Collection entries:

-- Start --

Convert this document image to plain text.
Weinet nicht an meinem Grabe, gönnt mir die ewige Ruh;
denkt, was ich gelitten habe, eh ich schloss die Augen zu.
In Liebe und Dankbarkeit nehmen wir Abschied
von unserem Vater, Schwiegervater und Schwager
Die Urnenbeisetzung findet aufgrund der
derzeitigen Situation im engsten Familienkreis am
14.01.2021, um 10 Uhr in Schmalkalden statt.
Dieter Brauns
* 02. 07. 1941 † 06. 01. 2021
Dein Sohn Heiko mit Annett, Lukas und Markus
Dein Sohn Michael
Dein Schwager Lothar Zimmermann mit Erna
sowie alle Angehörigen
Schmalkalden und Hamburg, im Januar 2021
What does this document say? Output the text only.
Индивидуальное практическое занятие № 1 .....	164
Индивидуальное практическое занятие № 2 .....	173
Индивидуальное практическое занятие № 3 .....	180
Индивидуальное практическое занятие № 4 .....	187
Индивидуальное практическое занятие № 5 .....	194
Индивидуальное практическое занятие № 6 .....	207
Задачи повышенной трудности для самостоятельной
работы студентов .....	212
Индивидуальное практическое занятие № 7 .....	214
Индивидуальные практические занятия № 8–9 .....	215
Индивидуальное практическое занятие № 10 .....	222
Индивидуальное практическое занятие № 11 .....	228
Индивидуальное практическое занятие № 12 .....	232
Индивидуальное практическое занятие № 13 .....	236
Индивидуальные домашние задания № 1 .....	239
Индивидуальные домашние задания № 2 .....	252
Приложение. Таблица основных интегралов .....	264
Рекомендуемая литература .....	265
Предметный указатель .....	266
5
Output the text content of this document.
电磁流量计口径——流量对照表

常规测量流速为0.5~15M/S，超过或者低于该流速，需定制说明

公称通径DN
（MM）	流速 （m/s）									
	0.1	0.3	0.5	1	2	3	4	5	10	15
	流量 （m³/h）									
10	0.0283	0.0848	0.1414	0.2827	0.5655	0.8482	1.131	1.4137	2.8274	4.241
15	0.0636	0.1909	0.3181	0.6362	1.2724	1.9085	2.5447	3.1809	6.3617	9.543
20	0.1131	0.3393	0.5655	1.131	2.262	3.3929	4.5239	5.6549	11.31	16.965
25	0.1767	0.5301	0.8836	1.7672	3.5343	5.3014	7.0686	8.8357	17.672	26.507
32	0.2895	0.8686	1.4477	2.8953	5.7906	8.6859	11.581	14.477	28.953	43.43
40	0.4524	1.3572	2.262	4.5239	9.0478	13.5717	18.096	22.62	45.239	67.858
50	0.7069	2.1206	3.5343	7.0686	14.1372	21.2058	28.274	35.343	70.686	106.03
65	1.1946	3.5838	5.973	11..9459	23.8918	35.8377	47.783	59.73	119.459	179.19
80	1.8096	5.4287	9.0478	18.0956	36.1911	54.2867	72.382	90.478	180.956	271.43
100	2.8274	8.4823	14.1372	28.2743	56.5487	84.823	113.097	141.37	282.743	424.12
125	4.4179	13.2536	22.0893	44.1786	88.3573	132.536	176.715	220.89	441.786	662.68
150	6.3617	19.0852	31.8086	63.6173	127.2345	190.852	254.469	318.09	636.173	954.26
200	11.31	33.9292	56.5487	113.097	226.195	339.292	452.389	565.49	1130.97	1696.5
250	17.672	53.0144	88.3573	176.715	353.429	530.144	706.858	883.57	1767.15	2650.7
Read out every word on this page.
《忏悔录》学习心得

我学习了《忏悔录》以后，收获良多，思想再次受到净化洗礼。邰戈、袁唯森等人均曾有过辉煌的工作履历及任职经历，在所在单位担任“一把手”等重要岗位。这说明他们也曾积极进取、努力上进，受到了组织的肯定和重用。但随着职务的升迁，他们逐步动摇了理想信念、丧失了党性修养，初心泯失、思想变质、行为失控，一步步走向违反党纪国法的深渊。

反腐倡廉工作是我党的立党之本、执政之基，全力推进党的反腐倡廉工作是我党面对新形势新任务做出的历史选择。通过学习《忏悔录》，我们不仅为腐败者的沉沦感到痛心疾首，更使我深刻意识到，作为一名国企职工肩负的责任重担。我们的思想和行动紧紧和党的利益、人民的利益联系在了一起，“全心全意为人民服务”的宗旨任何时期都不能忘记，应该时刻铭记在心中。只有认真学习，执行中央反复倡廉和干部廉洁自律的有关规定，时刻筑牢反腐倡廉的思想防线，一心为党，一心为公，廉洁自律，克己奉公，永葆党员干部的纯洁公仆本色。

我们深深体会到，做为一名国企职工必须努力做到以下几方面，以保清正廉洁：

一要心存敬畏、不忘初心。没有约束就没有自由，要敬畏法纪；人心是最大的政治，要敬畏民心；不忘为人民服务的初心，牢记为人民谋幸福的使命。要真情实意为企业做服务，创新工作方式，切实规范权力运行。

-- End --

• _Instructions to follow_: Using the listing above, gather each line that holds the string "this" and copy it.

• _Completed task_:
Convert this document image to plain text.
What does this document say? Output the text only.
Output the text content of this document.
Read out every word on this page.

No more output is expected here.